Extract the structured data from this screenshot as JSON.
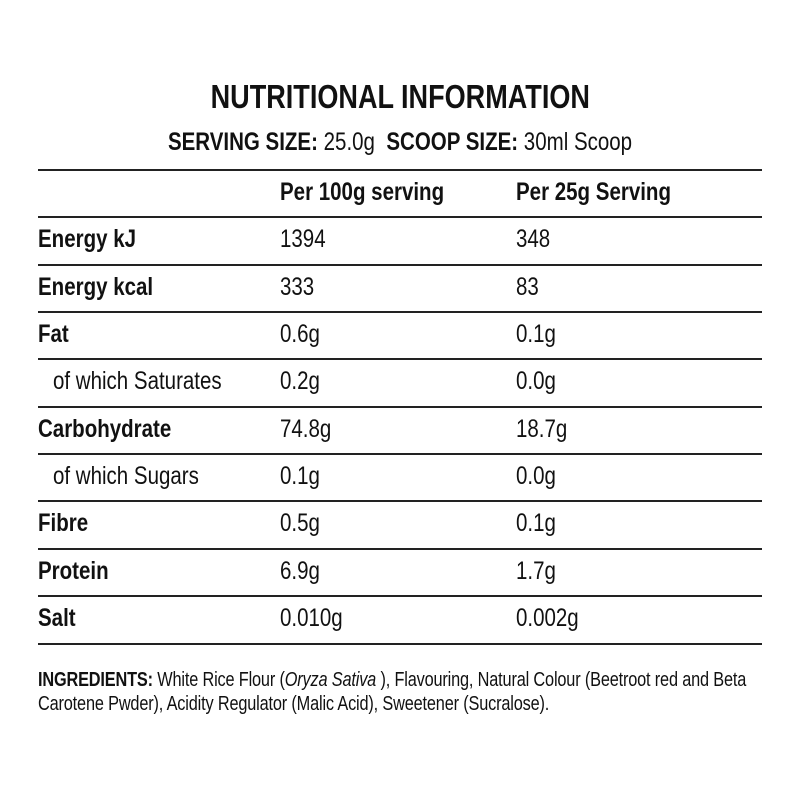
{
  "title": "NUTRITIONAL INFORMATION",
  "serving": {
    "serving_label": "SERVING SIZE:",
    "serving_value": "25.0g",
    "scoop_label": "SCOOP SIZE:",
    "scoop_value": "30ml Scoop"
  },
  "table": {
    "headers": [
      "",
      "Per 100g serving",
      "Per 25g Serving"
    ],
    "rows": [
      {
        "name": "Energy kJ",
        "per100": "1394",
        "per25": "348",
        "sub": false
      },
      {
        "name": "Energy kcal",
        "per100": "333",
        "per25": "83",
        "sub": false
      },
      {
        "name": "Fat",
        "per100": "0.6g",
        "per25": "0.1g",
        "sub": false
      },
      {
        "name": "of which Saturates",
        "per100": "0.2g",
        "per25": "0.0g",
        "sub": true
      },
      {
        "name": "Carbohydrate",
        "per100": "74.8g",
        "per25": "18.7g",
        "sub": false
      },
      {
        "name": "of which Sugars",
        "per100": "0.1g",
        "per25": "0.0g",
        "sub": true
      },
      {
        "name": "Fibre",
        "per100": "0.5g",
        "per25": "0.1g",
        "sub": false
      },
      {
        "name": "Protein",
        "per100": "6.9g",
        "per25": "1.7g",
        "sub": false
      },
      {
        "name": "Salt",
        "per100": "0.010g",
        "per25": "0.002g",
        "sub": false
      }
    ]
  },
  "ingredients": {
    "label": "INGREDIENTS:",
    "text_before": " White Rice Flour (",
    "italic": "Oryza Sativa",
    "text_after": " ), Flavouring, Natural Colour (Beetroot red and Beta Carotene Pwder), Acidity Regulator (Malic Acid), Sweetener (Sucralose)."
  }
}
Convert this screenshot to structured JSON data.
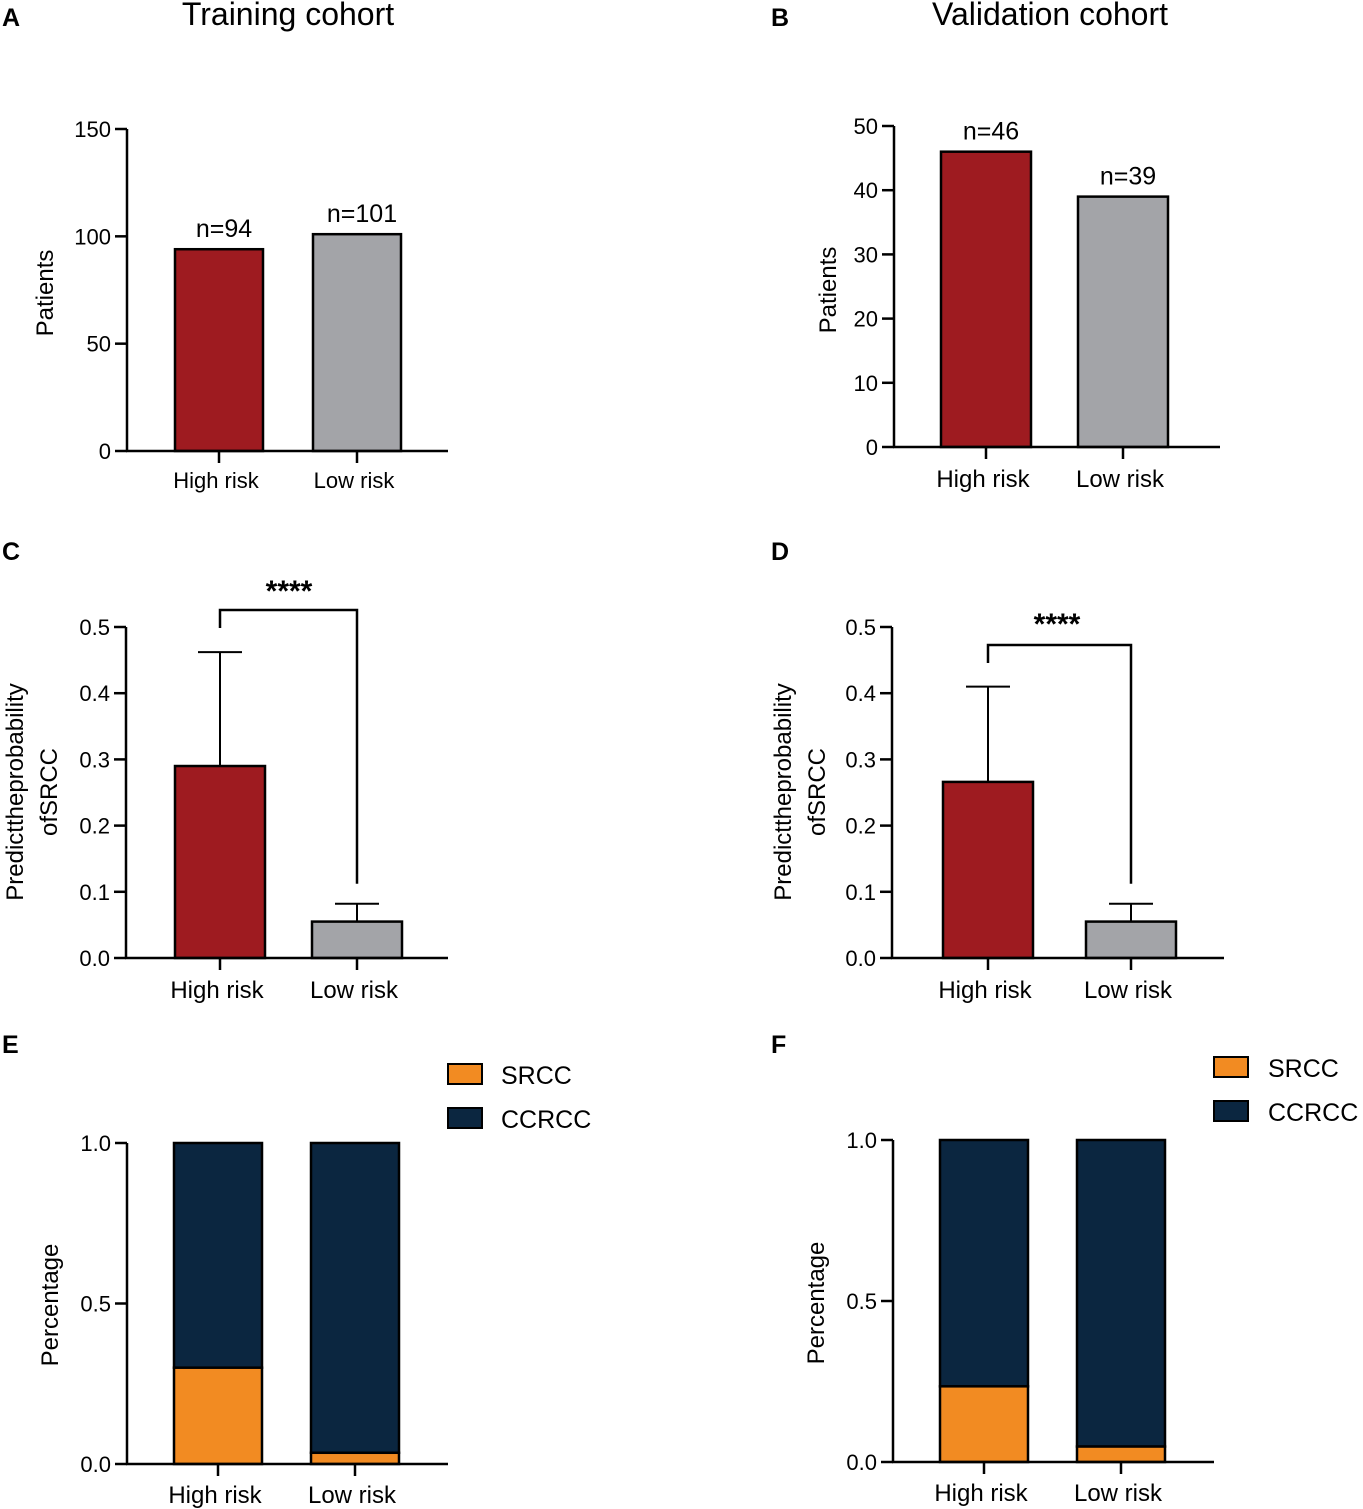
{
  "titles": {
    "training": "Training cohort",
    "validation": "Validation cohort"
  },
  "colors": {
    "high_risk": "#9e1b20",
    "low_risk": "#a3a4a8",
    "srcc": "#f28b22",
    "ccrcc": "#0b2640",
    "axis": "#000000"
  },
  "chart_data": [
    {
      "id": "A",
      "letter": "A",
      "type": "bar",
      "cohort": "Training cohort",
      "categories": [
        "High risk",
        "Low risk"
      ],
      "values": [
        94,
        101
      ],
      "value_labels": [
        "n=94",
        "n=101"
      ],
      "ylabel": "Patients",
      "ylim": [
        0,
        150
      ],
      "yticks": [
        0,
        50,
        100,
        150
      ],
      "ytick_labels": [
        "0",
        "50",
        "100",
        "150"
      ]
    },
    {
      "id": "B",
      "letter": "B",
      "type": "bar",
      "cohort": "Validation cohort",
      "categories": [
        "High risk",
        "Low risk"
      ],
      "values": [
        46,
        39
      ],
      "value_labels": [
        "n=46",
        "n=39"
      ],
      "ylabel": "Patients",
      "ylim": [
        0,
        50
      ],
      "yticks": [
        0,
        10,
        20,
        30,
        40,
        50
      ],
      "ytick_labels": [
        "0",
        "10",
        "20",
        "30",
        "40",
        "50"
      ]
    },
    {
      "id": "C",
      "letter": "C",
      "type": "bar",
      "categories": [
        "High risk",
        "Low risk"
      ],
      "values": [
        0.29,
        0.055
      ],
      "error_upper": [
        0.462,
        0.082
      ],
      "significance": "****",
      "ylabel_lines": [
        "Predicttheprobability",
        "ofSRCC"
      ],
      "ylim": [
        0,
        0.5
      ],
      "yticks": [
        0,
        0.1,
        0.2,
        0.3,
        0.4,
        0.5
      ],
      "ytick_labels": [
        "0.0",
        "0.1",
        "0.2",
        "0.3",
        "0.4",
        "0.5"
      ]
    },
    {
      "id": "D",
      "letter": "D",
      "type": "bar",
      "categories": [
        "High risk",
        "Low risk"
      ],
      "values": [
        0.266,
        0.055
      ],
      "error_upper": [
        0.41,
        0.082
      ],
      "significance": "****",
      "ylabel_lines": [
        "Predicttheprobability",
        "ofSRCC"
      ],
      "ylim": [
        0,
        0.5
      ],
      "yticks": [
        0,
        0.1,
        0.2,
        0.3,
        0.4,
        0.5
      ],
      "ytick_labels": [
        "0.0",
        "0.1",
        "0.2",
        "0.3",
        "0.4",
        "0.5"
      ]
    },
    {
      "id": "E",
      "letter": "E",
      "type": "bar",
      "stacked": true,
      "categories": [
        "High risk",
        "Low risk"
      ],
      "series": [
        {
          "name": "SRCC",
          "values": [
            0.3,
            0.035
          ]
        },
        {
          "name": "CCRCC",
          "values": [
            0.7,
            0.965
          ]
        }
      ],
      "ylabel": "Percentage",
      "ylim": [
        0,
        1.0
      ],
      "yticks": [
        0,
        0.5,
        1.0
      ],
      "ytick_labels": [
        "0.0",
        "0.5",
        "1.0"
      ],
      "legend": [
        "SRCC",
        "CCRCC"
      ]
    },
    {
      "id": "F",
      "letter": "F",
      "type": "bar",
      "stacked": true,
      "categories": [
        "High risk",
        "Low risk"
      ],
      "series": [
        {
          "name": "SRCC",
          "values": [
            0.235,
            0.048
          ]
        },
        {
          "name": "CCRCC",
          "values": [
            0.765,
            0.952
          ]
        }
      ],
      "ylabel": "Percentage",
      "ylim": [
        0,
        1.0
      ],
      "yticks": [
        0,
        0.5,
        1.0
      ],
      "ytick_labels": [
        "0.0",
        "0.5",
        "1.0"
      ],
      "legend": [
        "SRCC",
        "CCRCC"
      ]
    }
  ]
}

============

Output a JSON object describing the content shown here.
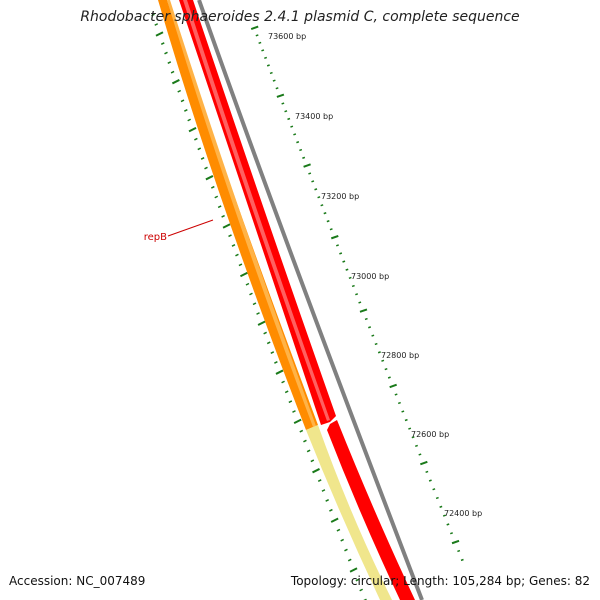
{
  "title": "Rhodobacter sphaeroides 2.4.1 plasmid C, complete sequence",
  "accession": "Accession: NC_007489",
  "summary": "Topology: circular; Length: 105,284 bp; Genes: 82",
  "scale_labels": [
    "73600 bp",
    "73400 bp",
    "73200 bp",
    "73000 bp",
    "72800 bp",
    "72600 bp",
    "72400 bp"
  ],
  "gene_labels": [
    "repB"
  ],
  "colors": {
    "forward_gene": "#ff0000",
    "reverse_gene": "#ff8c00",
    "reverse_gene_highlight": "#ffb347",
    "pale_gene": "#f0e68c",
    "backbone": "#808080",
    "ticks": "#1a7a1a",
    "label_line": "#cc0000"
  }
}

============

● **Requirement**
Tally the lines of the material that contain the word "which" and say the number, nothing more.

● **Task result**
2